<<<<

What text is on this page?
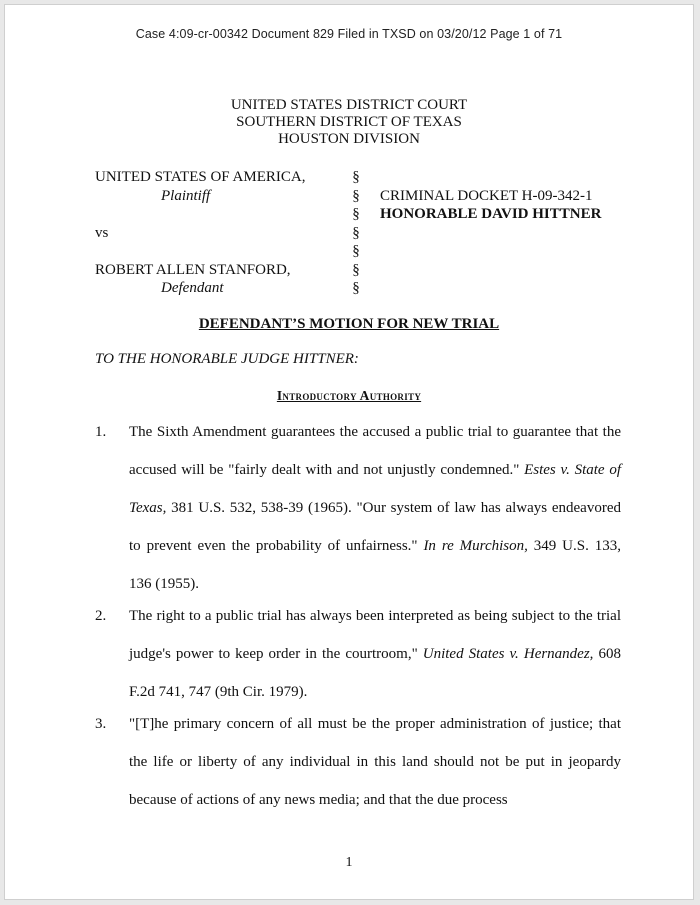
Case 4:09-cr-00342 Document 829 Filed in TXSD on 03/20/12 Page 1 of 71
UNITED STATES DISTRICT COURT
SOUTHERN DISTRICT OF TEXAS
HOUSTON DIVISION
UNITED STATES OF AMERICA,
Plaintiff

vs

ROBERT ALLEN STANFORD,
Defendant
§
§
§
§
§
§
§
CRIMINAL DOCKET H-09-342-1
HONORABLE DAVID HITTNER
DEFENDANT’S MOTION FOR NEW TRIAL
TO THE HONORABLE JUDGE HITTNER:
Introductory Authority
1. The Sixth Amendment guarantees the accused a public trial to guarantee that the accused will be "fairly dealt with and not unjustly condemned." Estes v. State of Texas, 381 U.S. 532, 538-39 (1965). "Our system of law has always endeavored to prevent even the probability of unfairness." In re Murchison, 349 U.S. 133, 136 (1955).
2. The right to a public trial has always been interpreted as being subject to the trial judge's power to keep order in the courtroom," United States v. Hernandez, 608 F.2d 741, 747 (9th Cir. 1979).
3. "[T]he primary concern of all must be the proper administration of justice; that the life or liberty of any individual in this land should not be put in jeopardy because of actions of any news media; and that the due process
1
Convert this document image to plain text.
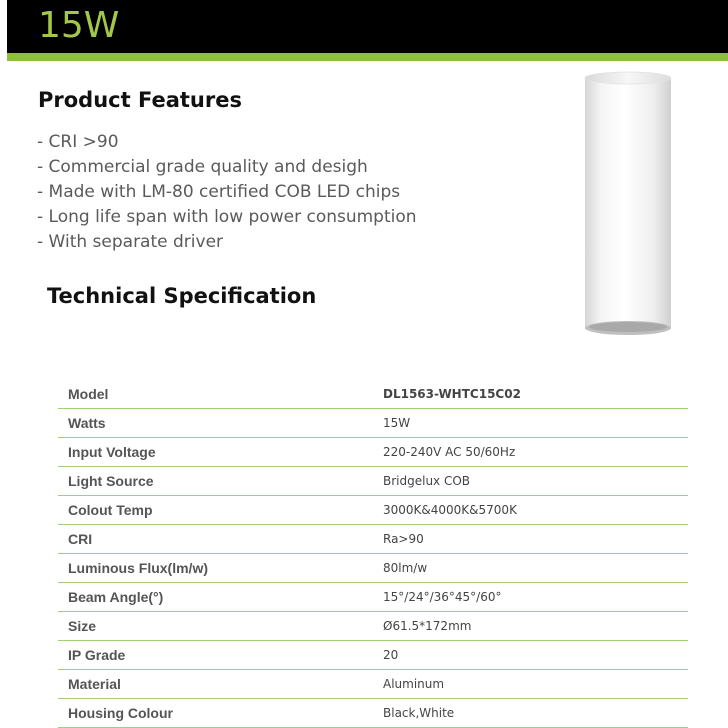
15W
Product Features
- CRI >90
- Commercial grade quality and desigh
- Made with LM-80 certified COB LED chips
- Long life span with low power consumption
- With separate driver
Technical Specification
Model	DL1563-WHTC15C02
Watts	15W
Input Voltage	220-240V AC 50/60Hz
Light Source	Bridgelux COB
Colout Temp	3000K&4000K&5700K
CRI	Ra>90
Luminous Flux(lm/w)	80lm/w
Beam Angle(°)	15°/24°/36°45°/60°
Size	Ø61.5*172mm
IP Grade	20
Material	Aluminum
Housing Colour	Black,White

>>>>

Copy every line of the listing that contains the word "always".

- _The completed task_
1. The Sixth Amendment guarantees the accused a public trial to guarantee that the accused will be "fairly dealt with and not unjustly condemned." Estes v. State of Texas, 381 U.S. 532, 538-39 (1965). "Our system of law has always endeavored to prevent even the probability of unfairness." In re Murchison, 349 U.S. 133, 136 (1955).
2. The right to a public trial has always been interpreted as being subject to the trial judge's power to keep order in the courtroom," United States v. Hernandez, 608 F.2d 741, 747 (9th Cir. 1979).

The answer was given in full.